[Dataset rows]
::::::

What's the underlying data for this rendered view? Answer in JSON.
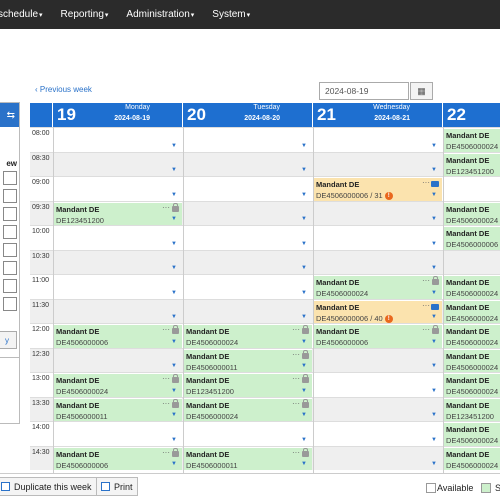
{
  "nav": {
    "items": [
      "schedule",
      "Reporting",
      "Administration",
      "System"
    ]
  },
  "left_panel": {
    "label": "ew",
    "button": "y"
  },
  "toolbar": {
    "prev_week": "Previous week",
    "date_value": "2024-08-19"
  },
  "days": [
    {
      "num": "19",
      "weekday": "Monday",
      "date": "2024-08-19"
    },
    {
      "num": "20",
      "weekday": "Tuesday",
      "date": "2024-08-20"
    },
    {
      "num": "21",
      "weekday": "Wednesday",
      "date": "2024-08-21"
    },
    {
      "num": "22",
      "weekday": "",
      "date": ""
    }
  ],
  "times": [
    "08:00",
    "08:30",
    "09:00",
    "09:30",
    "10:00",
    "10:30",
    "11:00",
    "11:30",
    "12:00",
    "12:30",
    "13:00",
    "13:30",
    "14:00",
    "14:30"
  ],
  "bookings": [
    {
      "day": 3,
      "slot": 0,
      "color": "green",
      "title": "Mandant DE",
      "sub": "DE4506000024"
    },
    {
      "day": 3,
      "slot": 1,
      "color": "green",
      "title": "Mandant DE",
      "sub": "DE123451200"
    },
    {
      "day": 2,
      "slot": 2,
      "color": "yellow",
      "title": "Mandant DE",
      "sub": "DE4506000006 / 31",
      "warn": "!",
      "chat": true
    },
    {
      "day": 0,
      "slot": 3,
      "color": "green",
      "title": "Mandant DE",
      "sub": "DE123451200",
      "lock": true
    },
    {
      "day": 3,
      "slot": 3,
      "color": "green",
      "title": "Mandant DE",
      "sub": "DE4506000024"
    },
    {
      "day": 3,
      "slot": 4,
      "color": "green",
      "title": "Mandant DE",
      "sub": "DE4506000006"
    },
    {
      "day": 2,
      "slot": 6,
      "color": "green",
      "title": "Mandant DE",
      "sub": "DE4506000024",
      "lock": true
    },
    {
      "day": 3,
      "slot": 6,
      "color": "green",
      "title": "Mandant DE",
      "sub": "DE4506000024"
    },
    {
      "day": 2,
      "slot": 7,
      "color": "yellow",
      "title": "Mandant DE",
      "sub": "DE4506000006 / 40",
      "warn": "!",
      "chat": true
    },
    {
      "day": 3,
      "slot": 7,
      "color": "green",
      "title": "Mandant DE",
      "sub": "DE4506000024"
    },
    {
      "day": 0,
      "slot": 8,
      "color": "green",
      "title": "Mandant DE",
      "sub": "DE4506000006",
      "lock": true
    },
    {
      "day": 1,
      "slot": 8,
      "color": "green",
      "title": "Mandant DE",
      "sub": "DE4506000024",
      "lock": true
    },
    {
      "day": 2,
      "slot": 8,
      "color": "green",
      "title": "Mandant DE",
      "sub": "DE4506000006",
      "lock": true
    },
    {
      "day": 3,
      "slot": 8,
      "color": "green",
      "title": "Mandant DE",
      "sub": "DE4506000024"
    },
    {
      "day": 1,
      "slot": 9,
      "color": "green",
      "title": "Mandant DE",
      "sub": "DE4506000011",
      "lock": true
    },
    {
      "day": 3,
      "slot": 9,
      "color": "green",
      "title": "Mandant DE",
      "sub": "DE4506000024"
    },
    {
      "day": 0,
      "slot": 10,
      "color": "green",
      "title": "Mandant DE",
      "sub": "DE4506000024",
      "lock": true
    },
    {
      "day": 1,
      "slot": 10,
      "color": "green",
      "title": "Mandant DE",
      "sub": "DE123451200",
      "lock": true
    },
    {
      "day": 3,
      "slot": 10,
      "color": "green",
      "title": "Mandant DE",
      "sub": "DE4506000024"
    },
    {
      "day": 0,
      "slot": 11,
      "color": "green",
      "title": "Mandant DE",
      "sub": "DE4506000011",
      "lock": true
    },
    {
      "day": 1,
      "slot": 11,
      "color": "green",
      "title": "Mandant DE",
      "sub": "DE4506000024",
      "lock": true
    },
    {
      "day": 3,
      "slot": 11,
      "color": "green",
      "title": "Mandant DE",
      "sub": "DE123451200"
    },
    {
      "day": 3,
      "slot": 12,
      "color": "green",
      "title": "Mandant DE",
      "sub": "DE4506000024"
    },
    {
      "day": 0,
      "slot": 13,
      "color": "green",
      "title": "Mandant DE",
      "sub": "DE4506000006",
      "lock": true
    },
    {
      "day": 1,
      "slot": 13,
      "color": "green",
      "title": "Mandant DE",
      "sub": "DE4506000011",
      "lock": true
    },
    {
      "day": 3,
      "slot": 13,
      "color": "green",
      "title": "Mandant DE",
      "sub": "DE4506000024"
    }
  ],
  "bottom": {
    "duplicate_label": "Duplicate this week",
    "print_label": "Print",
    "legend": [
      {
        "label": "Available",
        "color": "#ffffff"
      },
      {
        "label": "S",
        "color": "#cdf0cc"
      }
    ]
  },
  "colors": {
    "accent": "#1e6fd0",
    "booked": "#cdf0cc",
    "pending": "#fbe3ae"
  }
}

::::::

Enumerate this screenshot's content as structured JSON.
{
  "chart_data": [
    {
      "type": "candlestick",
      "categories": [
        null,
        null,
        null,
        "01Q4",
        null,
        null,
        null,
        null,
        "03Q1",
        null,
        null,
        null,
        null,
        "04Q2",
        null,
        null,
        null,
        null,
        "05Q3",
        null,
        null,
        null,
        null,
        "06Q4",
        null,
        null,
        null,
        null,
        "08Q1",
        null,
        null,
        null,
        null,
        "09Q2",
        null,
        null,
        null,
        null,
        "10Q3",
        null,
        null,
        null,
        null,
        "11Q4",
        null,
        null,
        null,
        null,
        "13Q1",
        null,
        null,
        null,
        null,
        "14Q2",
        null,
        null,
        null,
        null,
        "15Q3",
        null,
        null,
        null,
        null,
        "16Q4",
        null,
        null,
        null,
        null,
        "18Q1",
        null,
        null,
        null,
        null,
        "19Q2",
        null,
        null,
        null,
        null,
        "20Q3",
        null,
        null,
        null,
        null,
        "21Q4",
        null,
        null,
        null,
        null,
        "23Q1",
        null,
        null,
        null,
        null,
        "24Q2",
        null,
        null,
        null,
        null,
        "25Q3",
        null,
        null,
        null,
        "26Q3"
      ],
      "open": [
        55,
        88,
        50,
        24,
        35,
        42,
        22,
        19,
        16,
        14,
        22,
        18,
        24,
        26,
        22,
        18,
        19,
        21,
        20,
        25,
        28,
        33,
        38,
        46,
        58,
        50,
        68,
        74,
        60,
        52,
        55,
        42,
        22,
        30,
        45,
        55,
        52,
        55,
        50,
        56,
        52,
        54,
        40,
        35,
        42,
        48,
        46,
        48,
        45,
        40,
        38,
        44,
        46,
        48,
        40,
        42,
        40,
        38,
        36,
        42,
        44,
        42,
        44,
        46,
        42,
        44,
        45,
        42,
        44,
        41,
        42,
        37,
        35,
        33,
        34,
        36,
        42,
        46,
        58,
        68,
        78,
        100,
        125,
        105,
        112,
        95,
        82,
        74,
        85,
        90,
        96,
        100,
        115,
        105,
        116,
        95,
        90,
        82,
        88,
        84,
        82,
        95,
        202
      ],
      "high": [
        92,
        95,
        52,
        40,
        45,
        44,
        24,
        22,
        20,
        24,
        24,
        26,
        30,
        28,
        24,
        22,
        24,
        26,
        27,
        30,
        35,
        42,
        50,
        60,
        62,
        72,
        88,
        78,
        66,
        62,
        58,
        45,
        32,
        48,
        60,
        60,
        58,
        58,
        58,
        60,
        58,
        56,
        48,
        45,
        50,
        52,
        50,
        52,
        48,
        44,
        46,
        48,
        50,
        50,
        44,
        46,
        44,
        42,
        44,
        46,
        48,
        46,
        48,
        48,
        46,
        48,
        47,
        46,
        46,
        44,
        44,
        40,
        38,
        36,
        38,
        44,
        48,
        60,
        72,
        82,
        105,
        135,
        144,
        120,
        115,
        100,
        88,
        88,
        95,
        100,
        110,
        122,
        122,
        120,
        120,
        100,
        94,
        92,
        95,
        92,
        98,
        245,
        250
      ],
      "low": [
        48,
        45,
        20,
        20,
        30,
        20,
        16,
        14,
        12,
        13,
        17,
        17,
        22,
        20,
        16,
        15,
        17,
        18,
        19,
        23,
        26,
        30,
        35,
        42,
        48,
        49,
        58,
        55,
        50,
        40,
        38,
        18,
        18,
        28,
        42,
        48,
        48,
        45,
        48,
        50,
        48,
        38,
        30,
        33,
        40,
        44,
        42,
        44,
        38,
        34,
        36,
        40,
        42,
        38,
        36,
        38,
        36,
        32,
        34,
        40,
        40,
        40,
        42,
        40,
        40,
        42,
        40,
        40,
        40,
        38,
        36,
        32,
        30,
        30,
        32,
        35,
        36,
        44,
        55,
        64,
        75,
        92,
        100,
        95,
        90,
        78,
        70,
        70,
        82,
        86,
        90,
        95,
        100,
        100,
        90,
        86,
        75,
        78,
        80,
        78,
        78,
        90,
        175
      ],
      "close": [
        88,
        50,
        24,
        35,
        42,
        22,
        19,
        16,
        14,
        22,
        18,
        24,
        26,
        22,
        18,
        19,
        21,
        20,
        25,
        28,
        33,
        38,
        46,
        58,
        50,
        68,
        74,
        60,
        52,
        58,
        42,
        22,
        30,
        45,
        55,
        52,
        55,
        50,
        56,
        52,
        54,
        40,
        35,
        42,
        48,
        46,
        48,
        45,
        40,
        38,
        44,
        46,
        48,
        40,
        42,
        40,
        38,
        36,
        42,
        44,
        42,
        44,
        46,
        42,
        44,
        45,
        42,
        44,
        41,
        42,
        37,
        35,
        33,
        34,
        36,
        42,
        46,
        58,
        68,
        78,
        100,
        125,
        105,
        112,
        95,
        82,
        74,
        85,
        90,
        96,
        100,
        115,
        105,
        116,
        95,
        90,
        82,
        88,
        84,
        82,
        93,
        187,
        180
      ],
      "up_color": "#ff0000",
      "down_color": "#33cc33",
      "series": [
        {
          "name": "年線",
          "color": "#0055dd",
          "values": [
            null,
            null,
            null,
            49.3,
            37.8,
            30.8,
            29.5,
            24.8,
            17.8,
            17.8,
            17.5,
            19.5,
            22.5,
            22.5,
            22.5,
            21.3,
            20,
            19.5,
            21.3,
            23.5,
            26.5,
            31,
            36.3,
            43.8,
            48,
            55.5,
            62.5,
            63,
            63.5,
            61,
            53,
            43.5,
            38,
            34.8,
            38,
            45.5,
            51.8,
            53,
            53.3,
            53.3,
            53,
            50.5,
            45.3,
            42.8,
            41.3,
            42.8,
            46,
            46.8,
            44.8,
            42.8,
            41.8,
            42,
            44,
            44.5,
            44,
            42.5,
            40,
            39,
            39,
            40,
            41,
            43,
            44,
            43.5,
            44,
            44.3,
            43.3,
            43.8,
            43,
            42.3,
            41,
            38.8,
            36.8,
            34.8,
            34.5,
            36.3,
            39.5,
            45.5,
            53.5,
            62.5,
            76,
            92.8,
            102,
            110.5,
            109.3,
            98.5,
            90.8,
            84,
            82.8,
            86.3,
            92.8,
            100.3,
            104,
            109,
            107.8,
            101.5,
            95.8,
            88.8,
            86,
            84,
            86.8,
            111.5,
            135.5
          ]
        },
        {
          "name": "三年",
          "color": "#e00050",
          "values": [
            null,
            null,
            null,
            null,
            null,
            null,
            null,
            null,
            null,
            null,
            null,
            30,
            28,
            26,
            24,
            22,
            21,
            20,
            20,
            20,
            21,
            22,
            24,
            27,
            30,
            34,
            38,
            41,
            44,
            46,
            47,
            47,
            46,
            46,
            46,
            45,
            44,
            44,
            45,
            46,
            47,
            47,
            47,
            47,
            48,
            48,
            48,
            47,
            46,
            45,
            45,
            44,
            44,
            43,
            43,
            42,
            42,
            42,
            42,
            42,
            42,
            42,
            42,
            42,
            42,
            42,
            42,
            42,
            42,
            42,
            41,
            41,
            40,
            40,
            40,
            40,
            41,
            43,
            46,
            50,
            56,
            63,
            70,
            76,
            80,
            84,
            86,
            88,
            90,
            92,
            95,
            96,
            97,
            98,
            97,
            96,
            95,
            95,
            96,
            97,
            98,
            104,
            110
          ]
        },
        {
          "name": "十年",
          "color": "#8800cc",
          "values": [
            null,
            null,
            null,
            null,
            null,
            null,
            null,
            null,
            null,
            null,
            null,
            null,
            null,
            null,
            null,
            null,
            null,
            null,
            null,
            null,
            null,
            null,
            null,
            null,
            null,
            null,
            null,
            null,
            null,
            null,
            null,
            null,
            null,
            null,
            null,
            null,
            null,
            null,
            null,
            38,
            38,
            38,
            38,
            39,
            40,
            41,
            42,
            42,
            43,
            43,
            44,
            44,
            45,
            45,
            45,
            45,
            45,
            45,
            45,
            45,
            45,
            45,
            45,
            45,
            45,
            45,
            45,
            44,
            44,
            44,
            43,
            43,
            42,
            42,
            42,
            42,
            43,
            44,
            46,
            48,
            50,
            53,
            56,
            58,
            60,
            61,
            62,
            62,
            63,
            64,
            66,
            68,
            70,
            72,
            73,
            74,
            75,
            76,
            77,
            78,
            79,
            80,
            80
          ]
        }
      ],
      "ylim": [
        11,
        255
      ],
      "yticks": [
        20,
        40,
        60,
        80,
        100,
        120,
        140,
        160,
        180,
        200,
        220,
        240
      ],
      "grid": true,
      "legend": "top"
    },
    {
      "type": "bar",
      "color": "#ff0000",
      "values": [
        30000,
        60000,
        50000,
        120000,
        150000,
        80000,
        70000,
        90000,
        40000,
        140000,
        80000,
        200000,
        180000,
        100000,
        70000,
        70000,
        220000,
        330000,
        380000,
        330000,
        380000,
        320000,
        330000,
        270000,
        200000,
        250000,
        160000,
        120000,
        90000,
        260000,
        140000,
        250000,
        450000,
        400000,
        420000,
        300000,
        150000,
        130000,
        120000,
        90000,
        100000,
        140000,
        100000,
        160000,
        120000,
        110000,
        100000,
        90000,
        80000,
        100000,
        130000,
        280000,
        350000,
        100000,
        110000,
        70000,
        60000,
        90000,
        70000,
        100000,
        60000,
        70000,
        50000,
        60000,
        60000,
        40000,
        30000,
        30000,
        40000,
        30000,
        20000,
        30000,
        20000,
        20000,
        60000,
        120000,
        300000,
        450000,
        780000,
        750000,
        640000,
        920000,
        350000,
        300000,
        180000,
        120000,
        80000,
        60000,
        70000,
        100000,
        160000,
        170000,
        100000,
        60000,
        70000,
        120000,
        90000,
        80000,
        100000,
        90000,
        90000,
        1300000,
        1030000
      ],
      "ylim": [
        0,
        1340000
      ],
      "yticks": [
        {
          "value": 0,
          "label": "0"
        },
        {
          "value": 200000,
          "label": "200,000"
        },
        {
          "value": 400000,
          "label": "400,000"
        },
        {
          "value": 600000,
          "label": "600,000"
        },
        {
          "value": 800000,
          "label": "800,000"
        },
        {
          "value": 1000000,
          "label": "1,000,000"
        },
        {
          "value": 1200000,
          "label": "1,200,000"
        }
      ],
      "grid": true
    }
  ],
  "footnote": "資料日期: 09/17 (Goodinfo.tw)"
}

::::::

Exercise aim: Above are entries; state the number of lines among them that contain "this", and nothing else.

Response: 3